##### Data records #####

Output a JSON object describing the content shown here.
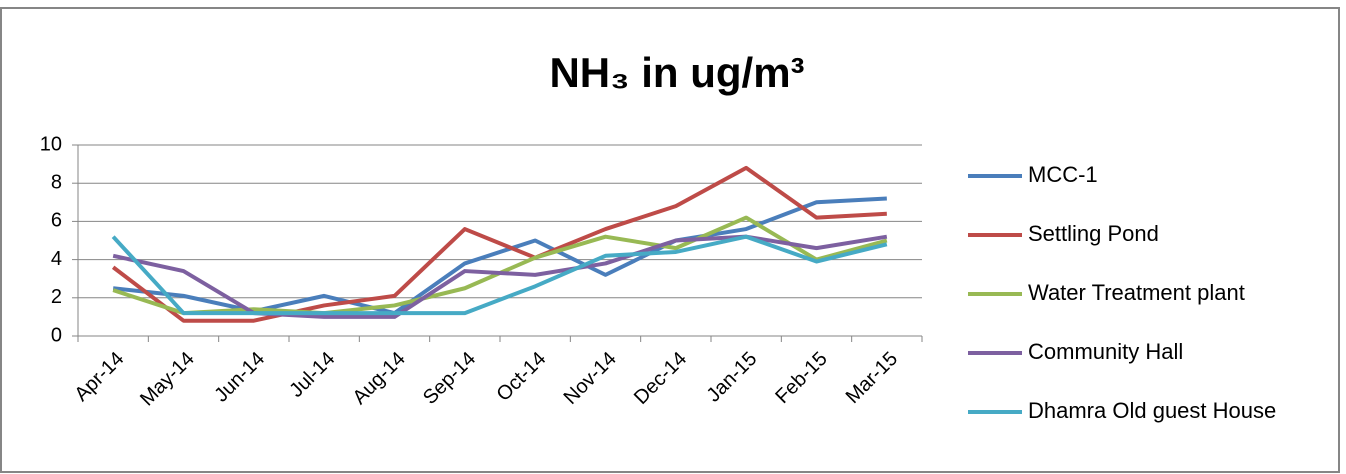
{
  "chart_data": {
    "type": "line",
    "title": "NH₃ in ug/m³",
    "categories": [
      "Apr-14",
      "May-14",
      "Jun-14",
      "Jul-14",
      "Aug-14",
      "Sep-14",
      "Oct-14",
      "Nov-14",
      "Dec-14",
      "Jan-15",
      "Feb-15",
      "Mar-15"
    ],
    "series": [
      {
        "name": "MCC-1",
        "color": "#4a7ebb",
        "values": [
          2.5,
          2.1,
          1.3,
          2.1,
          1.2,
          3.8,
          5.0,
          3.2,
          5.0,
          5.6,
          7.0,
          7.2
        ]
      },
      {
        "name": "Settling Pond",
        "color": "#be4b48",
        "values": [
          3.6,
          0.8,
          0.8,
          1.6,
          2.1,
          5.6,
          4.1,
          5.6,
          6.8,
          8.8,
          6.2,
          6.4
        ]
      },
      {
        "name": "Water Treatment plant",
        "color": "#98b954",
        "values": [
          2.4,
          1.2,
          1.4,
          1.2,
          1.6,
          2.5,
          4.1,
          5.2,
          4.6,
          6.2,
          4.0,
          5.0
        ]
      },
      {
        "name": "Community Hall",
        "color": "#7d60a0",
        "values": [
          4.2,
          3.4,
          1.2,
          1.0,
          1.0,
          3.4,
          3.2,
          3.8,
          5.0,
          5.2,
          4.6,
          5.2
        ]
      },
      {
        "name": "Dhamra Old guest House",
        "color": "#46aac5",
        "values": [
          5.2,
          1.2,
          1.2,
          1.2,
          1.2,
          1.2,
          2.6,
          4.2,
          4.4,
          5.2,
          3.9,
          4.8
        ]
      }
    ],
    "ylim": [
      0,
      10
    ],
    "yticks": [
      0,
      2,
      4,
      6,
      8,
      10
    ],
    "grid": true,
    "legend": "right"
  }
}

#####

## Your instructions
Copy the listing over exactly, skipping the pictures it holds.

## Response below
Output a JSON object describing the content shown here.
{
  "chart_data": {
    "type": "line",
    "title": "NH₃ in ug/m³",
    "categories": [
      "Apr-14",
      "May-14",
      "Jun-14",
      "Jul-14",
      "Aug-14",
      "Sep-14",
      "Oct-14",
      "Nov-14",
      "Dec-14",
      "Jan-15",
      "Feb-15",
      "Mar-15"
    ],
    "series": [
      {
        "name": "MCC-1",
        "color": "#4a7ebb",
        "values": [
          2.5,
          2.1,
          1.3,
          2.1,
          1.2,
          3.8,
          5.0,
          3.2,
          5.0,
          5.6,
          7.0,
          7.2
        ]
      },
      {
        "name": "Settling Pond",
        "color": "#be4b48",
        "values": [
          3.6,
          0.8,
          0.8,
          1.6,
          2.1,
          5.6,
          4.1,
          5.6,
          6.8,
          8.8,
          6.2,
          6.4
        ]
      },
      {
        "name": "Water Treatment plant",
        "color": "#98b954",
        "values": [
          2.4,
          1.2,
          1.4,
          1.2,
          1.6,
          2.5,
          4.1,
          5.2,
          4.6,
          6.2,
          4.0,
          5.0
        ]
      },
      {
        "name": "Community Hall",
        "color": "#7d60a0",
        "values": [
          4.2,
          3.4,
          1.2,
          1.0,
          1.0,
          3.4,
          3.2,
          3.8,
          5.0,
          5.2,
          4.6,
          5.2
        ]
      },
      {
        "name": "Dhamra Old guest House",
        "color": "#46aac5",
        "values": [
          5.2,
          1.2,
          1.2,
          1.2,
          1.2,
          1.2,
          2.6,
          4.2,
          4.4,
          5.2,
          3.9,
          4.8
        ]
      }
    ],
    "ylim": [
      0,
      10
    ],
    "yticks": [
      0,
      2,
      4,
      6,
      8,
      10
    ],
    "grid": true,
    "legend": "right"
  }
}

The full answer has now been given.